GIVEN REQUEST: Write the records below out in full, character for character, with no pictures.

[Stored records]

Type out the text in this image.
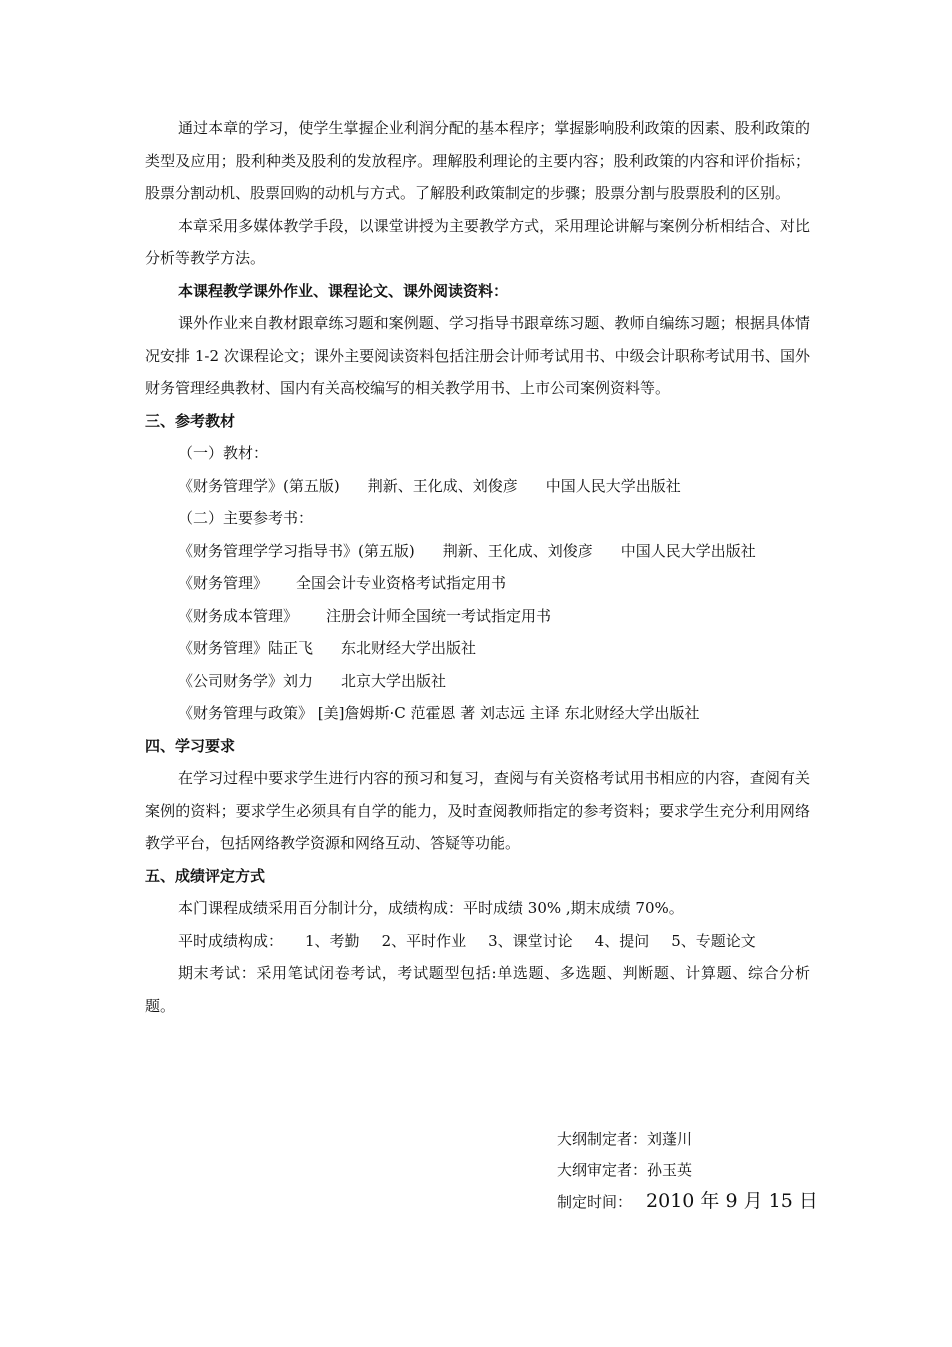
通过本章的学习，使学生掌握企业利润分配的基本程序；掌握影响股利政策的因素、股利政策的类型及应用；股利种类及股利的发放程序。理解股利理论的主要内容；股利政策的内容和评价指标；股票分割动机、股票回购的动机与方式。了解股利政策制定的步骤；股票分割与股票股利的区别。

本章采用多媒体教学手段，以课堂讲授为主要教学方式，采用理论讲解与案例分析相结合、对比分析等教学方法。

本课程教学课外作业、课程论文、课外阅读资料：

课外作业来自教材跟章练习题和案例题、学习指导书跟章练习题、教师自编练习题；根据具体情况安排 1-2 次课程论文；课外主要阅读资料包括注册会计师考试用书、中级会计职称考试用书、国外财务管理经典教材、国内有关高校编写的相关教学用书、上市公司案例资料等。

三、参考教材
（一）教材：
《财务管理学》(第五版) 荆新、王化成、刘俊彦 中国人民大学出版社
（二）主要参考书：
《财务管理学学习指导书》(第五版) 荆新、王化成、刘俊彦 中国人民大学出版社
《财务管理》 全国会计专业资格考试指定用书
《财务成本管理》 注册会计师全国统一考试指定用书
《财务管理》陆正飞 东北财经大学出版社
《公司财务学》刘力 北京大学出版社
《财务管理与政策》 [美]詹姆斯·C 范霍恩 著 刘志远 主译 东北财经大学出版社
四、学习要求

在学习过程中要求学生进行内容的预习和复习，查阅与有关资格考试用书相应的内容，查阅有关案例的资料；要求学生必须具有自学的能力，及时查阅教师指定的参考资料；要求学生充分利用网络教学平台，包括网络教学资源和网络互动、答疑等功能。

五、成绩评定方式

本门课程成绩采用百分制计分，成绩构成：平时成绩 30% ,期末成绩 70%。

平时成绩构成： 1、考勤 2、平时作业 3、课堂讨论 4、提问 5、专题论文

期末考试：采用笔试闭卷考试，考试题型包括:单选题、多选题、判断题、计算题、综合分析题。

大纲制定者：刘蓬川
大纲审定者：孙玉英
制定时间： 2010 年 9 月 15 日
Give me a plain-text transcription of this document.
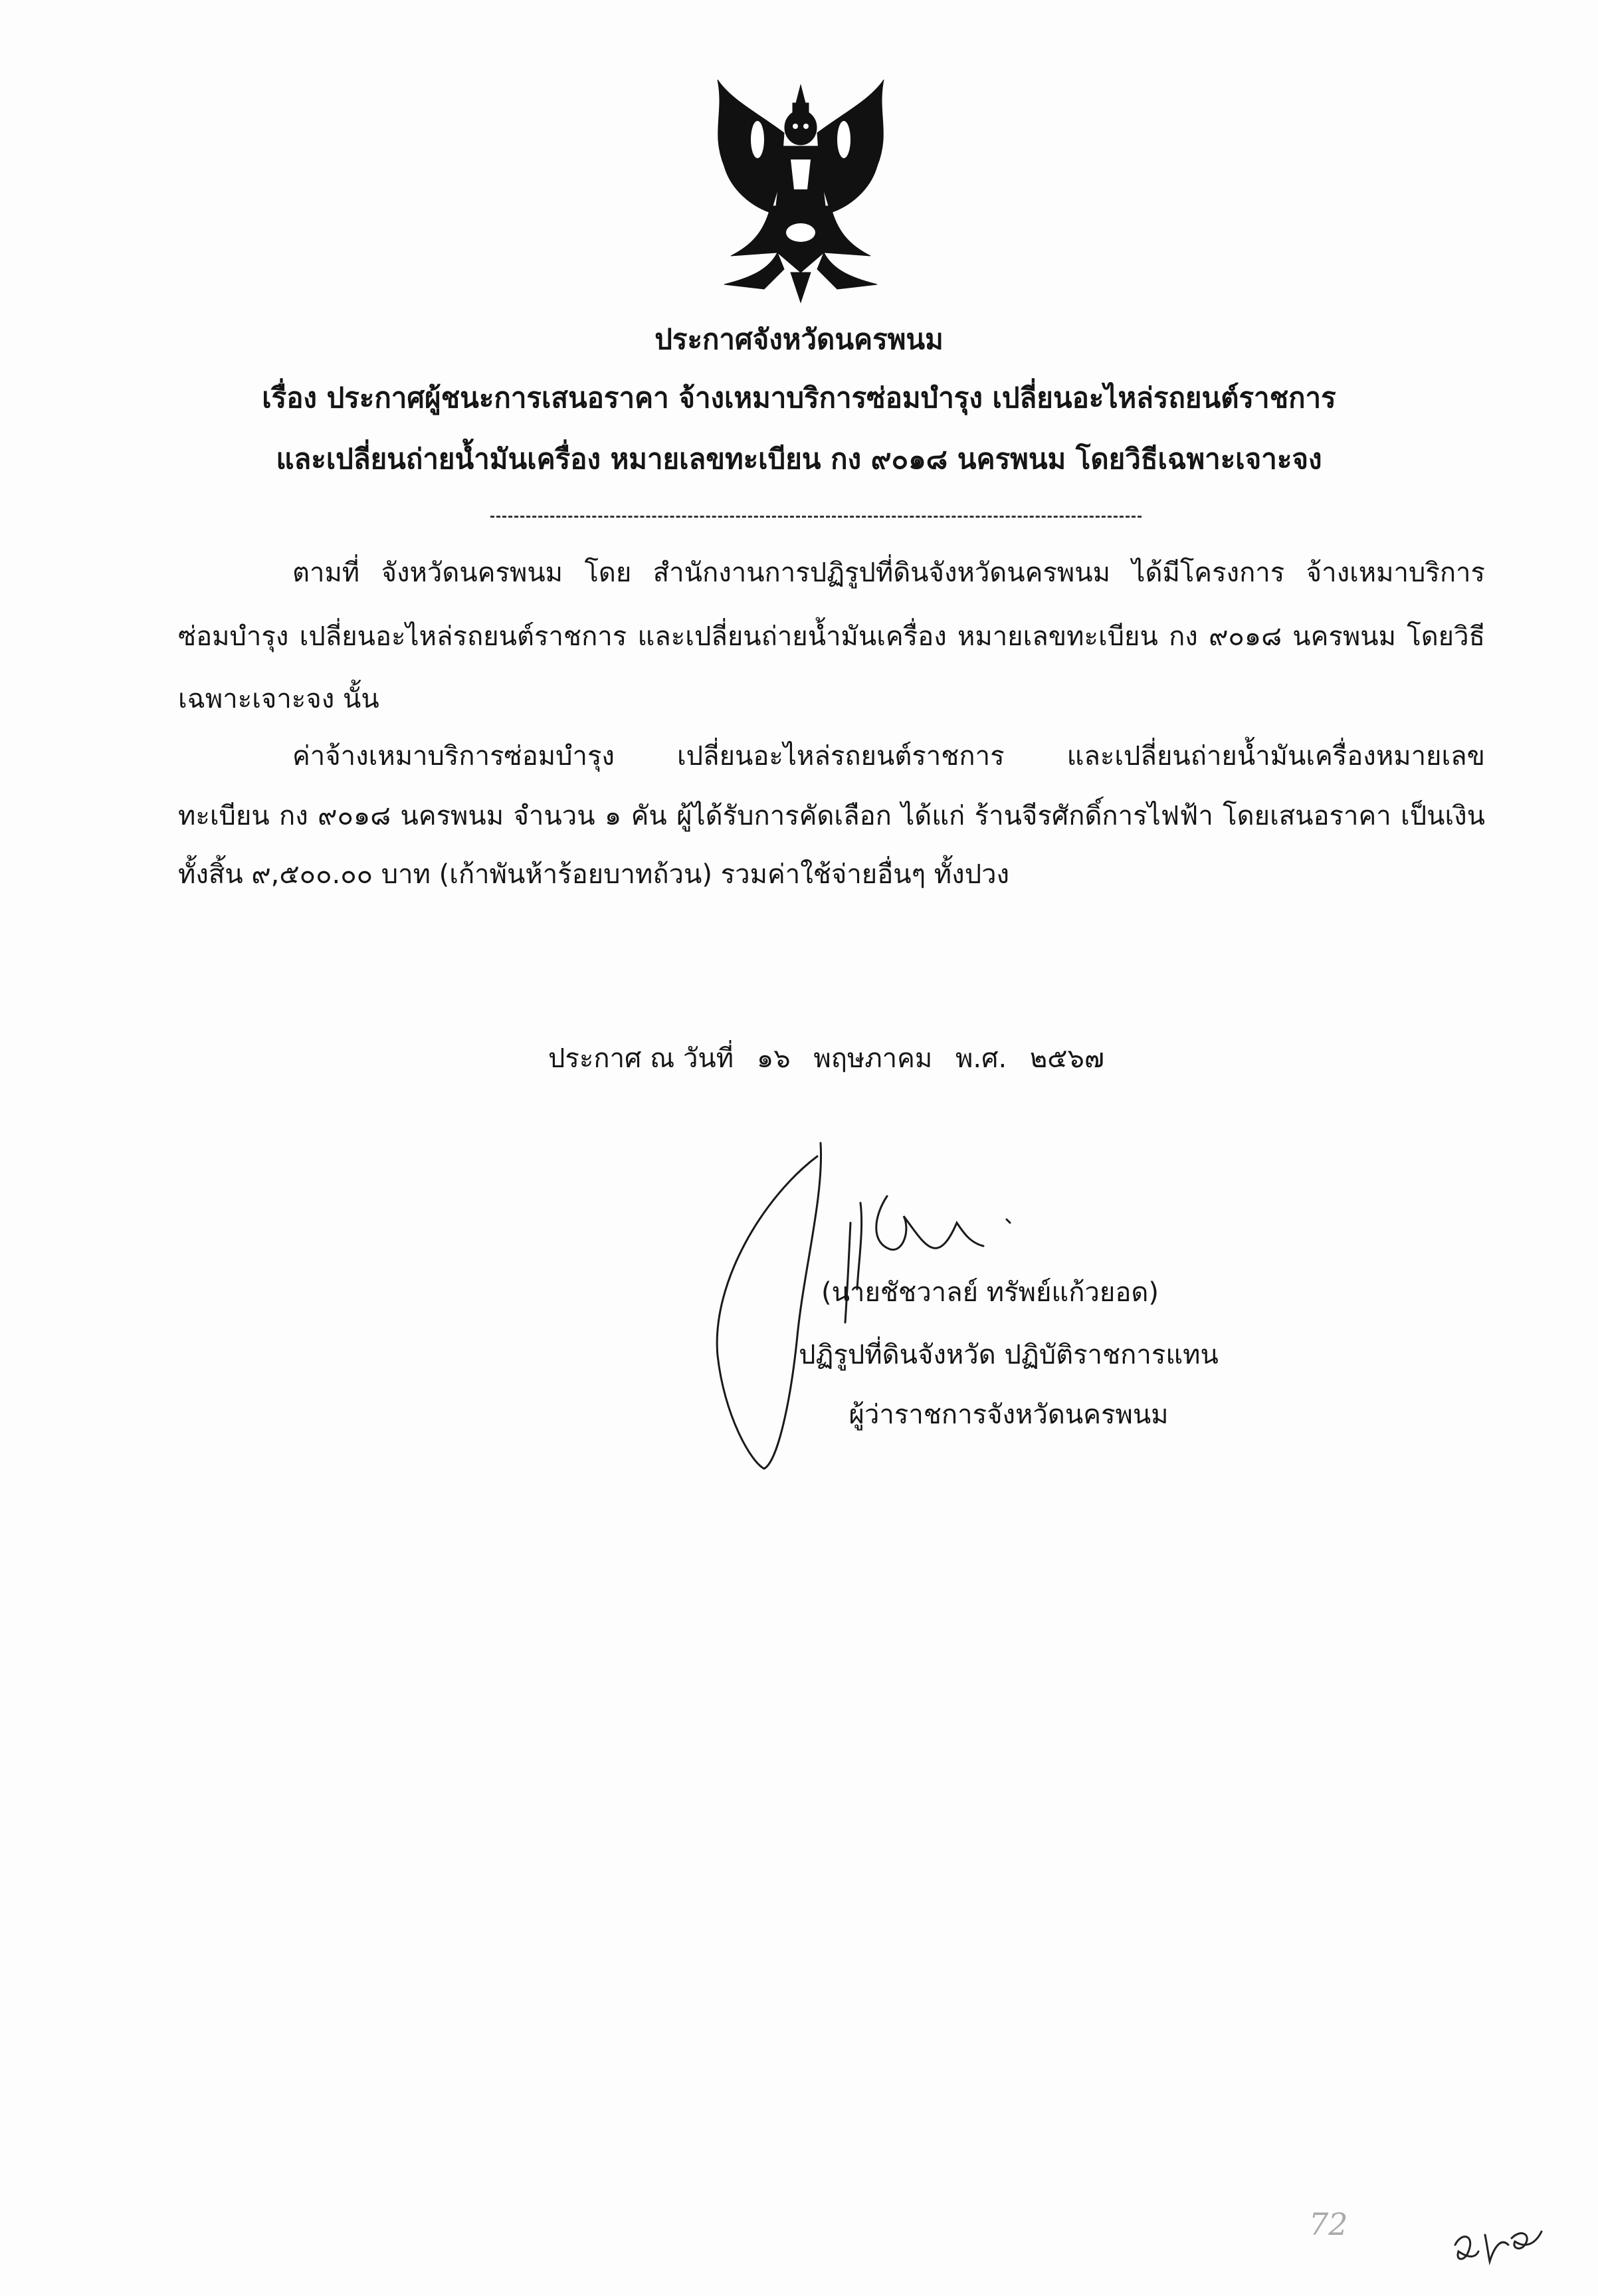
ประกาศจังหวัดนครพนม
เรื่อง ประกาศผู้ชนะการเสนอราคา จ้างเหมาบริการซ่อมบำรุง เปลี่ยนอะไหล่รถยนต์ราชการ
และเปลี่ยนถ่ายน้ำมันเครื่อง หมายเลขทะเบียน กง ๙๐๑๘ นครพนม โดยวิธีเฉพาะเจาะจง
ตามที่ จังหวัดนครพนม โดย สำนักงานการปฏิรูปที่ดินจังหวัดนครพนม ได้มีโครงการ จ้างเหมาบริการ
ซ่อมบำรุง เปลี่ยนอะไหล่รถยนต์ราชการ และเปลี่ยนถ่ายน้ำมันเครื่อง หมายเลขทะเบียน กง ๙๐๑๘ นครพนม โดยวิธี
เฉพาะเจาะจง นั้น
ค่าจ้างเหมาบริการซ่อมบำรุง เปลี่ยนอะไหล่รถยนต์ราชการ และเปลี่ยนถ่ายน้ำมันเครื่องหมายเลข
ทะเบียน กง ๙๐๑๘ นครพนม จำนวน ๑ คัน ผู้ได้รับการคัดเลือก ได้แก่ ร้านจีรศักดิ์การไฟฟ้า โดยเสนอราคา เป็นเงิน
ทั้งสิ้น ๙,๕๐๐.๐๐ บาท (เก้าพันห้าร้อยบาทถ้วน) รวมค่าใช้จ่ายอื่นๆ ทั้งปวง
ประกาศ ณ วันที่ ๑๖ พฤษภาคม พ.ศ. ๒๕๖๗
(นายชัชวาลย์ ทรัพย์แก้วยอด)
ปฏิรูปที่ดินจังหวัด ปฏิบัติราชการแทน
ผู้ว่าราชการจังหวัดนครพนม
72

EXERCISE RESULT:
Type out the text in this image.
通过本章的学习，使学生掌握企业利润分配的基本程序；掌握影响股利政策的因素、股利政策的类型及应用；股利种类及股利的发放程序。理解股利理论的主要内容；股利政策的内容和评价指标；股票分割动机、股票回购的动机与方式。了解股利政策制定的步骤；股票分割与股票股利的区别。

本章采用多媒体教学手段，以课堂讲授为主要教学方式，采用理论讲解与案例分析相结合、对比分析等教学方法。

本课程教学课外作业、课程论文、课外阅读资料：

课外作业来自教材跟章练习题和案例题、学习指导书跟章练习题、教师自编练习题；根据具体情况安排 1-2 次课程论文；课外主要阅读资料包括注册会计师考试用书、中级会计职称考试用书、国外财务管理经典教材、国内有关高校编写的相关教学用书、上市公司案例资料等。

三、参考教材
（一）教材：
《财务管理学》(第五版) 荆新、王化成、刘俊彦 中国人民大学出版社
（二）主要参考书：
《财务管理学学习指导书》(第五版) 荆新、王化成、刘俊彦 中国人民大学出版社
《财务管理》 全国会计专业资格考试指定用书
《财务成本管理》 注册会计师全国统一考试指定用书
《财务管理》陆正飞 东北财经大学出版社
《公司财务学》刘力 北京大学出版社
《财务管理与政策》 [美]詹姆斯·C 范霍恩 著 刘志远 主译 东北财经大学出版社
四、学习要求

在学习过程中要求学生进行内容的预习和复习，查阅与有关资格考试用书相应的内容，查阅有关案例的资料；要求学生必须具有自学的能力，及时查阅教师指定的参考资料；要求学生充分利用网络教学平台，包括网络教学资源和网络互动、答疑等功能。

五、成绩评定方式

本门课程成绩采用百分制计分，成绩构成：平时成绩 30% ,期末成绩 70%。

平时成绩构成： 1、考勤 2、平时作业 3、课堂讨论 4、提问 5、专题论文

期末考试：采用笔试闭卷考试，考试题型包括:单选题、多选题、判断题、计算题、综合分析题。

大纲制定者：刘蓬川
大纲审定者：孙玉英
制定时间： 2010 年 9 月 15 日
Give me a plain-text transcription of this document.
ประกาศจังหวัดนครพนม
เรื่อง ประกาศผู้ชนะการเสนอราคา จ้างเหมาบริการซ่อมบำรุง เปลี่ยนอะไหล่รถยนต์ราชการ
และเปลี่ยนถ่ายน้ำมันเครื่อง หมายเลขทะเบียน กง ๙๐๑๘ นครพนม โดยวิธีเฉพาะเจาะจง
ตามที่ จังหวัดนครพนม โดย สำนักงานการปฏิรูปที่ดินจังหวัดนครพนม ได้มีโครงการ จ้างเหมาบริการ
ซ่อมบำรุง เปลี่ยนอะไหล่รถยนต์ราชการ และเปลี่ยนถ่ายน้ำมันเครื่อง หมายเลขทะเบียน กง ๙๐๑๘ นครพนม โดยวิธี
เฉพาะเจาะจง นั้น
ค่าจ้างเหมาบริการซ่อมบำรุง เปลี่ยนอะไหล่รถยนต์ราชการ และเปลี่ยนถ่ายน้ำมันเครื่องหมายเลข
ทะเบียน กง ๙๐๑๘ นครพนม จำนวน ๑ คัน ผู้ได้รับการคัดเลือก ได้แก่ ร้านจีรศักดิ์การไฟฟ้า โดยเสนอราคา เป็นเงิน
ทั้งสิ้น ๙,๕๐๐.๐๐ บาท (เก้าพันห้าร้อยบาทถ้วน) รวมค่าใช้จ่ายอื่นๆ ทั้งปวง
ประกาศ ณ วันที่ ๑๖ พฤษภาคม พ.ศ. ๒๕๖๗
(นายชัชวาลย์ ทรัพย์แก้วยอด)
ปฏิรูปที่ดินจังหวัด ปฏิบัติราชการแทน
ผู้ว่าราชการจังหวัดนครพนม
72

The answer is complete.